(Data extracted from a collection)
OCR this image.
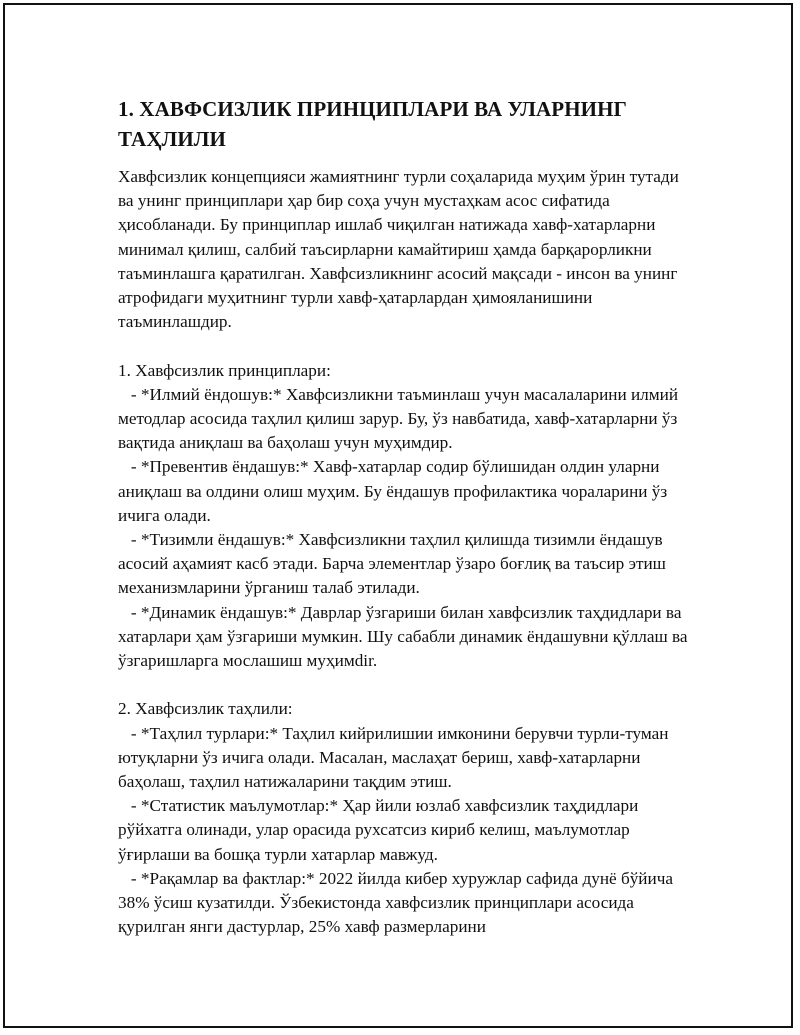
1. ХАВФСИЗЛИК ПРИНЦИПЛАРИ ВА УЛАРНИНГ ТАҲЛИЛИ

Хавфсизлик концепцияси жамиятнинг турли соҳаларида муҳим ўрин тутади ва унинг принциплари ҳар бир соҳа учун мустаҳкам асос сифатида ҳисобланади. Бу принциплар ишлаб чиқилган натижада хавф-хатарларни минимал қилиш, салбий таъсирларни камайтириш ҳамда барқарорликни таъминлашга қаратилган. Хавфсизликнинг асосий мақсади - инсон ва унинг атрофидаги муҳитнинг турли хавф-ҳатарлардан ҳимояланишини таъминлашдир.

1. Хавфсизлик принциплари:

- *Илмий ёндошув:* Хавфсизликни таъминлаш учун масалаларини илмий методлар асосида таҳлил қилиш зарур. Бу, ўз навбатида, хавф-хатарларни ўз вақтида аниқлаш ва баҳолаш учун муҳимдир.

- *Превентив ёндашув:* Хавф-хатарлар содир бўлишидан олдин уларни аниқлаш ва олдини олиш муҳим. Бу ёндашув профилактика чораларини ўз ичига олади.

- *Тизимли ёндашув:* Хавфсизликни таҳлил қилишда тизимли ёндашув асосий аҳамият касб этади. Барча элементлар ўзаро боғлиқ ва таъсир этиш механизмларини ўрганиш талаб этилади.

- *Динамик ёндашув:* Даврлар ўзгариши билан хавфсизлик таҳдидлари ва хатарлари ҳам ўзгариши мумкин. Шу сабабли динамик ёндашувни қўллаш ва ўзгаришларга мослашиш муҳимdir.

2. Хавфсизлик таҳлили:

- *Таҳлил турлари:* Таҳлил кийрилишии имконини берувчи турли-туман ютуқларни ўз ичига олади. Масалан, маслаҳат бериш, хавф-хатарларни баҳолаш, таҳлил натижаларини тақдим этиш.

- *Статистик маълумотлар:* Ҳар йили юзлаб хавфсизлик таҳдидлари рўйхатга олинади, улар орасида рухсатсиз кириб келиш, маълумотлар ўғирлаши ва бошқа турли хатарлар мавжуд.

- *Рақамлар ва фактлар:* 2022 йилда кибер хуружлар сафида дунё бўйича 38% ўсиш кузатилди. Ўзбекистонда хавфсизлик принциплари асосида қурилган янги дастурлар, 25% хавф размерларини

### Written exercise
All of the material above is to be copied exactly, except for its images.

### Full solution
OCR this image.
1. ХАВФСИЗЛИК ПРИНЦИПЛАРИ ВА УЛАРНИНГ ТАҲЛИЛИ

Хавфсизлик концепцияси жамиятнинг турли соҳаларида муҳим ўрин тутади ва унинг принциплари ҳар бир соҳа учун мустаҳкам асос сифатида ҳисобланади. Бу принциплар ишлаб чиқилган натижада хавф-хатарларни минимал қилиш, салбий таъсирларни камайтириш ҳамда барқарорликни таъминлашга қаратилган. Хавфсизликнинг асосий мақсади - инсон ва унинг атрофидаги муҳитнинг турли хавф-ҳатарлардан ҳимояланишини таъминлашдир.

1. Хавфсизлик принциплари:

- *Илмий ёндошув:* Хавфсизликни таъминлаш учун масалаларини илмий методлар асосида таҳлил қилиш зарур. Бу, ўз навбатида, хавф-хатарларни ўз вақтида аниқлаш ва баҳолаш учун муҳимдир.

- *Превентив ёндашув:* Хавф-хатарлар содир бўлишидан олдин уларни аниқлаш ва олдини олиш муҳим. Бу ёндашув профилактика чораларини ўз ичига олади.

- *Тизимли ёндашув:* Хавфсизликни таҳлил қилишда тизимли ёндашув асосий аҳамият касб этади. Барча элементлар ўзаро боғлиқ ва таъсир этиш механизмларини ўрганиш талаб этилади.

- *Динамик ёндашув:* Даврлар ўзгариши билан хавфсизлик таҳдидлари ва хатарлари ҳам ўзгариши мумкин. Шу сабабли динамик ёндашувни қўллаш ва ўзгаришларга мослашиш муҳимdir.

2. Хавфсизлик таҳлили:

- *Таҳлил турлари:* Таҳлил кийрилишии имконини берувчи турли-туман ютуқларни ўз ичига олади. Масалан, маслаҳат бериш, хавф-хатарларни баҳолаш, таҳлил натижаларини тақдим этиш.

- *Статистик маълумотлар:* Ҳар йили юзлаб хавфсизлик таҳдидлари рўйхатга олинади, улар орасида рухсатсиз кириб келиш, маълумотлар ўғирлаши ва бошқа турли хатарлар мавжуд.

- *Рақамлар ва фактлар:* 2022 йилда кибер хуружлар сафида дунё бўйича 38% ўсиш кузатилди. Ўзбекистонда хавфсизлик принциплари асосида қурилган янги дастурлар, 25% хавф размерларини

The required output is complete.